_Work instructions:_
Count every line that has the word "value". Give the number, without anything more.

_Entries shown:_
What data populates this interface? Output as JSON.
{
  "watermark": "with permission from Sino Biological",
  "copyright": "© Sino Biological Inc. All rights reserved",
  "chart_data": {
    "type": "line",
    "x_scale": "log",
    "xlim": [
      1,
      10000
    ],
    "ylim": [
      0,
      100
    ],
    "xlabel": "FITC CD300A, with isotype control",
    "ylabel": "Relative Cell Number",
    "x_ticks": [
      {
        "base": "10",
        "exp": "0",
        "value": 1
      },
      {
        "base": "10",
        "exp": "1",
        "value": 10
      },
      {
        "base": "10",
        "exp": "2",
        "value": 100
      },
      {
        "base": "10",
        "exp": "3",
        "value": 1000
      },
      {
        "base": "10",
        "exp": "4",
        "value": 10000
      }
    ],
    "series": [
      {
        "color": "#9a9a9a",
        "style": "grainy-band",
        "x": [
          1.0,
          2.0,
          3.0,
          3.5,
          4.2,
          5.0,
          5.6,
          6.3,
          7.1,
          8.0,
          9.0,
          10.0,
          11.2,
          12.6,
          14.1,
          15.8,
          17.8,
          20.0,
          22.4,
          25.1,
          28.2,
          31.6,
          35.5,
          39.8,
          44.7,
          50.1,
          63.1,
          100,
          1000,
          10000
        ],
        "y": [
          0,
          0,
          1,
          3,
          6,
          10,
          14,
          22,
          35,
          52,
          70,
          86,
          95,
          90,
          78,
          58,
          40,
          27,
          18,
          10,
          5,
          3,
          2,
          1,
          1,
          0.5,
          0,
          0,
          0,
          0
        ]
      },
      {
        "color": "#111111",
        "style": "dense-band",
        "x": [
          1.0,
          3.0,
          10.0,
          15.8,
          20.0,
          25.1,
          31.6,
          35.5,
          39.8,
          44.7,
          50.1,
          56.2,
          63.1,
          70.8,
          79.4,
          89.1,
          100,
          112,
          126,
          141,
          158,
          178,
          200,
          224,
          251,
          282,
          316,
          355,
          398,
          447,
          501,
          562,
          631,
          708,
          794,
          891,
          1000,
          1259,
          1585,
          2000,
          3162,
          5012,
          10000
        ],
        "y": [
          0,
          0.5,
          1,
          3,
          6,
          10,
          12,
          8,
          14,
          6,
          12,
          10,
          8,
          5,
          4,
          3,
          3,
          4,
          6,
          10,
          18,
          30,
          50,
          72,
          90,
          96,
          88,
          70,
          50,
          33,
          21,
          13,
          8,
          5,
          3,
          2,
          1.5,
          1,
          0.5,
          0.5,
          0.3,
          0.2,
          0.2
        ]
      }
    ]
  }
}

_Written response:_
5